§ Exercise requirements
Each record that follows should be repeated exactly, minus any images.

§ Materials provided
————

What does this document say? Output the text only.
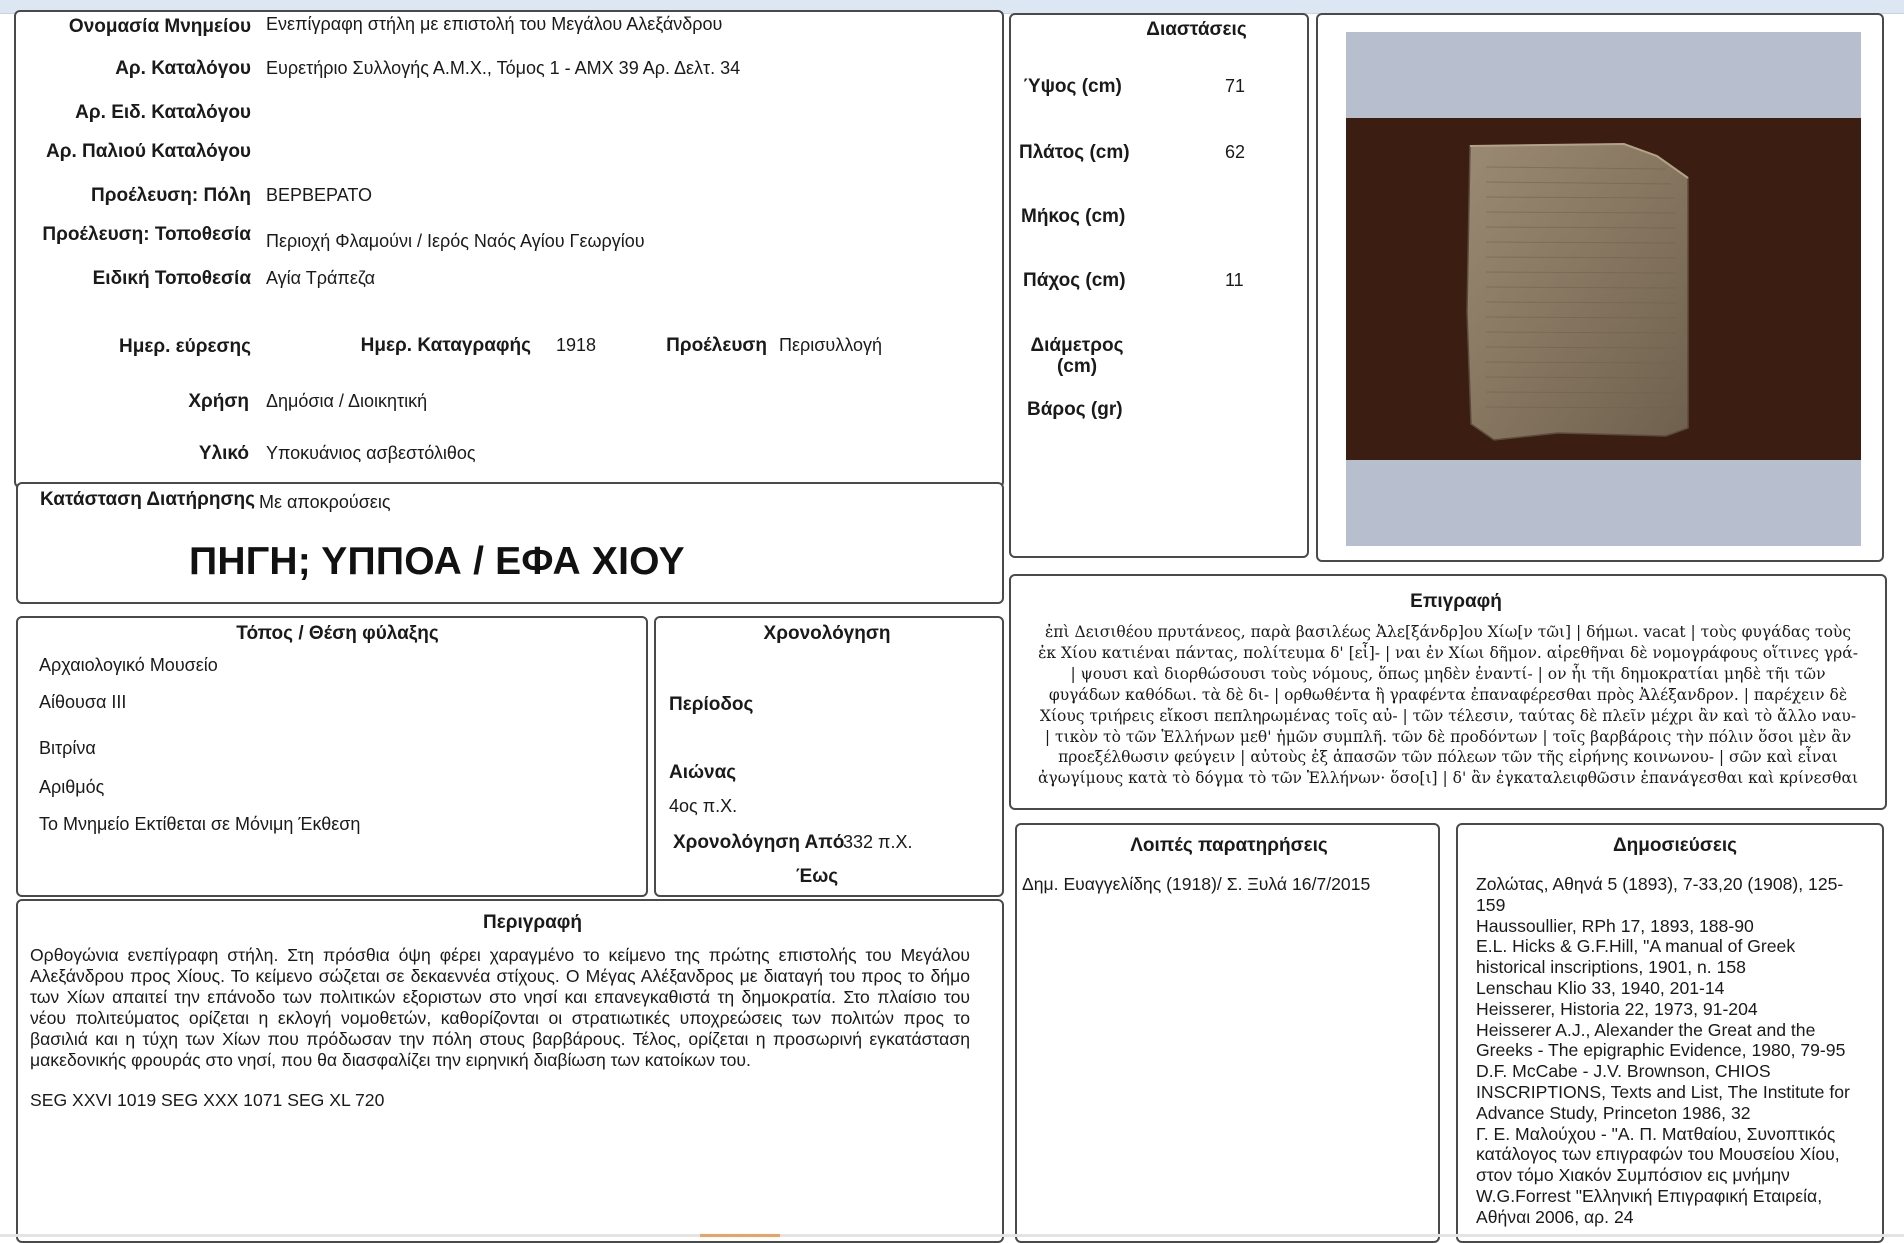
Ονομασία Μνημείου Ενεπίγραφη στήλη με επιστολή του Μεγάλου Αλεξάνδρου
Αρ. Καταλόγου Ευρετήριο Συλλογής Α.Μ.Χ., Τόμος 1 - ΑΜΧ 39 Αρ. Δελτ. 34
Αρ. Ειδ. Καταλόγου
Αρ. Παλιού Καταλόγου
Προέλευση: Πόλη ΒΕΡΒΕΡΑΤΟ
Προέλευση: Τοποθεσία Περιοχή Φλαμούνι / Ιερός Ναός Αγίου Γεωργίου
Ειδική Τοποθεσία Αγία Τράπεζα
Ημερ. εύρεσης	Ημερ. Καταγραφής 1918	Προέλευση Περισυλλογή
Χρήση Δημόσια / Διοικητική
Υλικό Υποκυάνιος ασβεστόλιθος
Κατάσταση Διατήρησης Με αποκρούσεις
ΠΗΓΗ; ΥΠΠΟΑ / ΕΦΑ ΧΙΟΥ
Διαστάσεις
Ύψος (cm)	71
Πλάτος (cm)	62
Μήκος (cm)
Πάχος (cm)	11
Διάμετρος
(cm)
Βάρος (gr)
Επιγραφή
ἐπὶ Δεισιθέου πρυτάνεος, παρὰ βασιλέως Ἀλε[ξάνδρ]ου Χίω[ν τῶι] | δήμωι. vacat | τοὺς φυγάδας τοὺς
ἐκ Χίου κατιέναι πάντας, πολίτευμα δ' [εἶ]- | ναι ἐν Χίωι δῆμον. αἱρεθῆναι δὲ νομογράφους οἵτινες γρά-
| ψουσι καὶ διορθώσουσι τοὺς νόμους, ὅπως μηδὲν ἐναντί- | ον ἧι τῆι δημοκρατίαι μηδὲ τῆι τῶν
φυγάδων καθόδωι. τὰ δὲ δι- | ορθωθέντα ἢ γραφέντα ἐπαναφέρεσθαι πρὸς Ἀλέξανδρον. | παρέχειν δὲ
Χίους τριήρεις εἴκοσι πεπληρωμένας τοῖς αὐ- | τῶν τέλεσιν, ταύτας δὲ πλεῖν μέχρι ἂν καὶ τὸ ἄλλο ναυ-
| τικὸν τὸ τῶν Ἑλλήνων μεθ' ἡμῶν συμπλῆ. τῶν δὲ προδόντων | τοῖς βαρβάροις τὴν πόλιν ὅσοι μὲν ἂν
προεξέλθωσιν φεύγειν | αὐτοὺς ἐξ ἁπασῶν τῶν πόλεων τῶν τῆς εἰρήνης κοινωνου- | σῶν καὶ εἶναι
ἀγωγίμους κατὰ τὸ δόγμα τὸ τῶν Ἑλλήνων· ὅσο[ι] | δ' ἂν ἐγκαταλειφθῶσιν ἐπανάγεσθαι καὶ κρίνεσθαι
Τόπος / Θέση φύλαξης
Αρχαιολογικό Μουσείο
Αίθουσα ΙΙΙ
Βιτρίνα
Αριθμός
Το Μνημείο Εκτίθεται σε Μόνιμη Έκθεση
Χρονολόγηση
Περίοδος
Αιώνας
4ος π.Χ.
Χρονολόγηση Από
332 π.Χ.
Έως
Περιγραφή
Ορθογώνια ενεπίγραφη στήλη. Στη πρόσθια όψη φέρει χαραγμένο το κείμενο της πρώτης επιστολής του Μεγάλου Αλεξάνδρου προς Χίους. Το κείμενο σώζεται σε δεκαεννέα στίχους. Ο Μέγας Αλέξανδρος με διαταγή του προς το δήμο των Χίων απαιτεί την επάνοδο των πολιτικών εξοριστων στο νησί και επανεγκαθιστά τη δημοκρατία. Στο πλαίσιο του νέου πολιτεύματος ορίζεται η εκλογή νομοθετών, καθορίζονται οι στρατιωτικές υποχρεώσεις των πολιτών προς το βασιλιά και η τύχη των Χίων που πρόδωσαν την πόλη στους βαρβάρους. Τέλος, ορίζεται η προσωρινή εγκατάσταση μακεδονικής φρουράς στο νησί, που θα διασφαλίζει την ειρηνική διαβίωση των κατοίκων του.
SEG XXVI 1019 SEG XXX 1071 SEG XL 720
Λοιπές παρατηρήσεις
Δημ. Ευαγγελίδης (1918)/ Σ. Ξυλά 16/7/2015
Δημοσιεύσεις
Ζολώτας, Αθηνά 5 (1893), 7-33,20 (1908), 125-159
Haussoullier, RPh 17, 1893, 188-90
E.L. Hicks & G.F.Hill, "A manual of Greek historical inscriptions, 1901, n. 158
Lenschau Klio 33, 1940, 201-14
Heisserer, Historia 22, 1973, 91-204
Heisserer A.J., Alexander the Great and the Greeks - The epigraphic Evidence, 1980, 79-95
D.F. McCabe - J.V. Brownson, CHIOS INSCRIPTIONS, Texts and List, The Institute for Advance Study, Princeton 1986, 32
Γ. Ε. Μαλούχου - "Α. Π. Ματθαίου, Συνοπτικός κατάλογος των επιγραφών του Μουσείου Χίου, στον τόμο Χιακόν Συμπόσιον εις μνήμην W.G.Forrest "Ελληνική Επιγραφική Εταιρεία, Αθήναι 2006, αρ. 24
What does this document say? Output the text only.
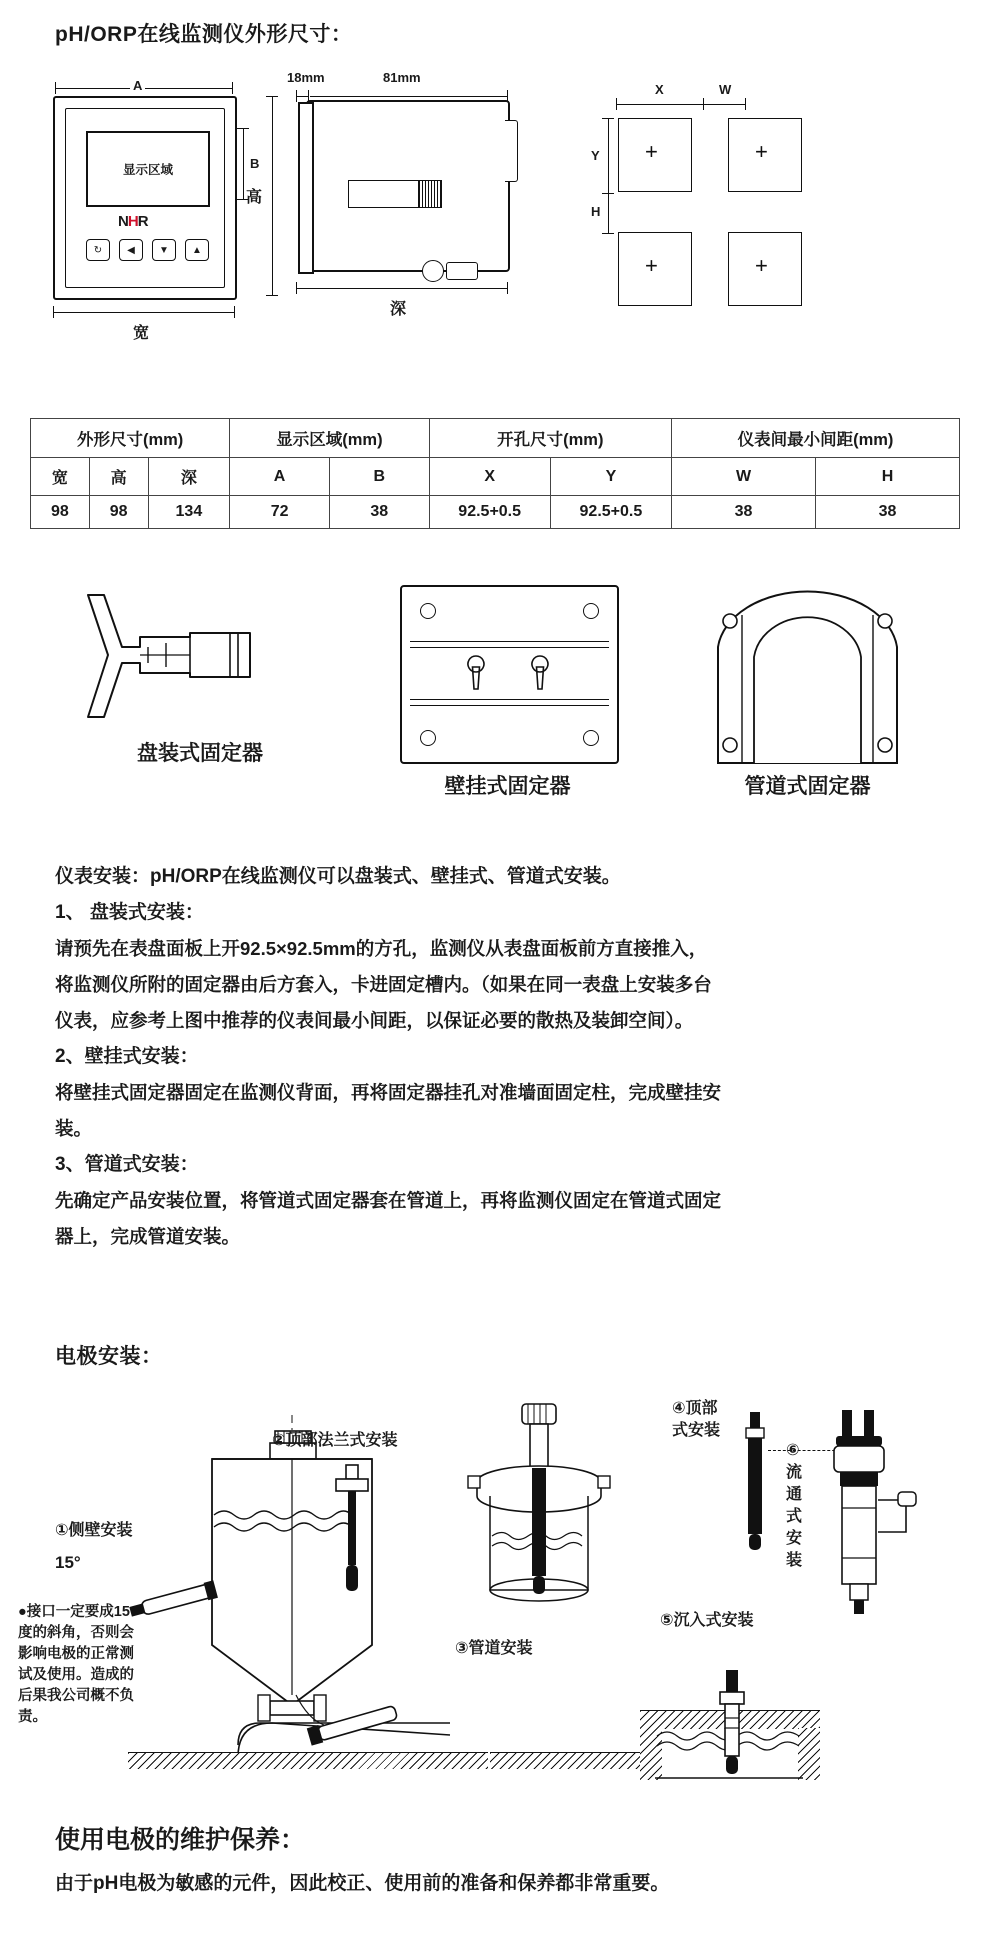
pH/ORP在线监测仪外形尺寸：
A
显示区域
NHR
↻	◀	▼	▲
B
高
宽
18mm	81mm
深
X	W
Y
H
+	+
+	+
外形尺寸(mm)			显示区域(mm)		开孔尺寸(mm)		仪表间最小间距(mm)	
宽	高	深	A	B	X	Y	W	H
98	98	134	72	38	92.5+0.5	92.5+0.5	38	38
盘装式固定器
壁挂式固定器	管道式固定器

仪表安装：pH/ORP在线监测仪可以盘装式、壁挂式、管道式安装。

1、 盘装式安装：

请预先在表盘面板上开92.5×92.5mm的方孔，监测仪从表盘面板前方直接推入，

将监测仪所附的固定器由后方套入，卡进固定槽内。（如果在同一表盘上安装多台

仪表，应参考上图中推荐的仪表间最小间距，以保证必要的散热及装卸空间）。

2、壁挂式安装：

将壁挂式固定器固定在监测仪背面，再将固定器挂孔对准墙面固定柱，完成壁挂安

装。

3、管道式安装：

先确定产品安装位置，将管道式固定器套在管道上，再将监测仪固定在管道式固定

器上，完成管道安装。

电极安装：
①侧壁安装
15°
②顶部法兰式安装
③管道安装
④顶部
式安装
⑤沉入式安装
⑥
流
通
式
安
装
●接口一定要成15度的斜角，否则会影响电极的正常测试及使用。造成的后果我公司概不负责。
使用电极的维护保养：
由于pH电极为敏感的元件，因此校正、使用前的准备和保养都非常重要。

————

§ Response
What does this document say? Output the text only.
Ονομασία Μνημείου Ενεπίγραφη στήλη με επιστολή του Μεγάλου Αλεξάνδρου
Αρ. Καταλόγου Ευρετήριο Συλλογής Α.Μ.Χ., Τόμος 1 - ΑΜΧ 39 Αρ. Δελτ. 34
Αρ. Ειδ. Καταλόγου
Αρ. Παλιού Καταλόγου
Προέλευση: Πόλη ΒΕΡΒΕΡΑΤΟ
Προέλευση: Τοποθεσία Περιοχή Φλαμούνι / Ιερός Ναός Αγίου Γεωργίου
Ειδική Τοποθεσία Αγία Τράπεζα
Ημερ. εύρεσης	Ημερ. Καταγραφής 1918	Προέλευση Περισυλλογή
Χρήση Δημόσια / Διοικητική
Υλικό Υποκυάνιος ασβεστόλιθος
Κατάσταση Διατήρησης Με αποκρούσεις
ΠΗΓΗ; ΥΠΠΟΑ / ΕΦΑ ΧΙΟΥ
Διαστάσεις
Ύψος (cm)	71
Πλάτος (cm)	62
Μήκος (cm)
Πάχος (cm)	11
Διάμετρος
(cm)
Βάρος (gr)
Επιγραφή
ἐπὶ Δεισιθέου πρυτάνεος, παρὰ βασιλέως Ἀλε[ξάνδρ]ου Χίω[ν τῶι] | δήμωι. vacat | τοὺς φυγάδας τοὺς
ἐκ Χίου κατιέναι πάντας, πολίτευμα δ' [εἶ]- | ναι ἐν Χίωι δῆμον. αἱρεθῆναι δὲ νομογράφους οἵτινες γρά-
| ψουσι καὶ διορθώσουσι τοὺς νόμους, ὅπως μηδὲν ἐναντί- | ον ἧι τῆι δημοκρατίαι μηδὲ τῆι τῶν
φυγάδων καθόδωι. τὰ δὲ δι- | ορθωθέντα ἢ γραφέντα ἐπαναφέρεσθαι πρὸς Ἀλέξανδρον. | παρέχειν δὲ
Χίους τριήρεις εἴκοσι πεπληρωμένας τοῖς αὐ- | τῶν τέλεσιν, ταύτας δὲ πλεῖν μέχρι ἂν καὶ τὸ ἄλλο ναυ-
| τικὸν τὸ τῶν Ἑλλήνων μεθ' ἡμῶν συμπλῆ. τῶν δὲ προδόντων | τοῖς βαρβάροις τὴν πόλιν ὅσοι μὲν ἂν
προεξέλθωσιν φεύγειν | αὐτοὺς ἐξ ἁπασῶν τῶν πόλεων τῶν τῆς εἰρήνης κοινωνου- | σῶν καὶ εἶναι
ἀγωγίμους κατὰ τὸ δόγμα τὸ τῶν Ἑλλήνων· ὅσο[ι] | δ' ἂν ἐγκαταλειφθῶσιν ἐπανάγεσθαι καὶ κρίνεσθαι
Τόπος / Θέση φύλαξης
Αρχαιολογικό Μουσείο
Αίθουσα ΙΙΙ
Βιτρίνα
Αριθμός
Το Μνημείο Εκτίθεται σε Μόνιμη Έκθεση
Χρονολόγηση
Περίοδος
Αιώνας
4ος π.Χ.
Χρονολόγηση Από
332 π.Χ.
Έως
Περιγραφή
Ορθογώνια ενεπίγραφη στήλη. Στη πρόσθια όψη φέρει χαραγμένο το κείμενο της πρώτης επιστολής του Μεγάλου Αλεξάνδρου προς Χίους. Το κείμενο σώζεται σε δεκαεννέα στίχους. Ο Μέγας Αλέξανδρος με διαταγή του προς το δήμο των Χίων απαιτεί την επάνοδο των πολιτικών εξοριστων στο νησί και επανεγκαθιστά τη δημοκρατία. Στο πλαίσιο του νέου πολιτεύματος ορίζεται η εκλογή νομοθετών, καθορίζονται οι στρατιωτικές υποχρεώσεις των πολιτών προς το βασιλιά και η τύχη των Χίων που πρόδωσαν την πόλη στους βαρβάρους. Τέλος, ορίζεται η προσωρινή εγκατάσταση μακεδονικής φρουράς στο νησί, που θα διασφαλίζει την ειρηνική διαβίωση των κατοίκων του.
SEG XXVI 1019 SEG XXX 1071 SEG XL 720
Λοιπές παρατηρήσεις
Δημ. Ευαγγελίδης (1918)/ Σ. Ξυλά 16/7/2015
Δημοσιεύσεις
Ζολώτας, Αθηνά 5 (1893), 7-33,20 (1908), 125-159
Haussoullier, RPh 17, 1893, 188-90
E.L. Hicks & G.F.Hill, "A manual of Greek historical inscriptions, 1901, n. 158
Lenschau Klio 33, 1940, 201-14
Heisserer, Historia 22, 1973, 91-204
Heisserer A.J., Alexander the Great and the Greeks - The epigraphic Evidence, 1980, 79-95
D.F. McCabe - J.V. Brownson, CHIOS INSCRIPTIONS, Texts and List, The Institute for Advance Study, Princeton 1986, 32
Γ. Ε. Μαλούχου - "Α. Π. Ματθαίου, Συνοπτικός κατάλογος των επιγραφών του Μουσείου Χίου, στον τόμο Χιακόν Συμπόσιον εις μνήμην W.G.Forrest "Ελληνική Επιγραφική Εταιρεία, Αθήναι 2006, αρ. 24
What does this document say? Output the text only.
pH/ORP在线监测仪外形尺寸：
A
显示区域
NHR
↻	◀	▼	▲
B
高
宽
18mm	81mm
深
X	W
Y
H
+	+
+	+
外形尺寸(mm)			显示区域(mm)		开孔尺寸(mm)		仪表间最小间距(mm)	
宽	高	深	A	B	X	Y	W	H
98	98	134	72	38	92.5+0.5	92.5+0.5	38	38
盘装式固定器
壁挂式固定器	管道式固定器

仪表安装：pH/ORP在线监测仪可以盘装式、壁挂式、管道式安装。

1、 盘装式安装：

请预先在表盘面板上开92.5×92.5mm的方孔，监测仪从表盘面板前方直接推入，

将监测仪所附的固定器由后方套入，卡进固定槽内。（如果在同一表盘上安装多台

仪表，应参考上图中推荐的仪表间最小间距，以保证必要的散热及装卸空间）。

2、壁挂式安装：

将壁挂式固定器固定在监测仪背面，再将固定器挂孔对准墙面固定柱，完成壁挂安

装。

3、管道式安装：

先确定产品安装位置，将管道式固定器套在管道上，再将监测仪固定在管道式固定

器上，完成管道安装。

电极安装：
①侧壁安装
15°
②顶部法兰式安装
③管道安装
④顶部
式安装
⑤沉入式安装
⑥
流
通
式
安
装
●接口一定要成15度的斜角，否则会影响电极的正常测试及使用。造成的后果我公司概不负责。
使用电极的维护保养：
由于pH电极为敏感的元件，因此校正、使用前的准备和保养都非常重要。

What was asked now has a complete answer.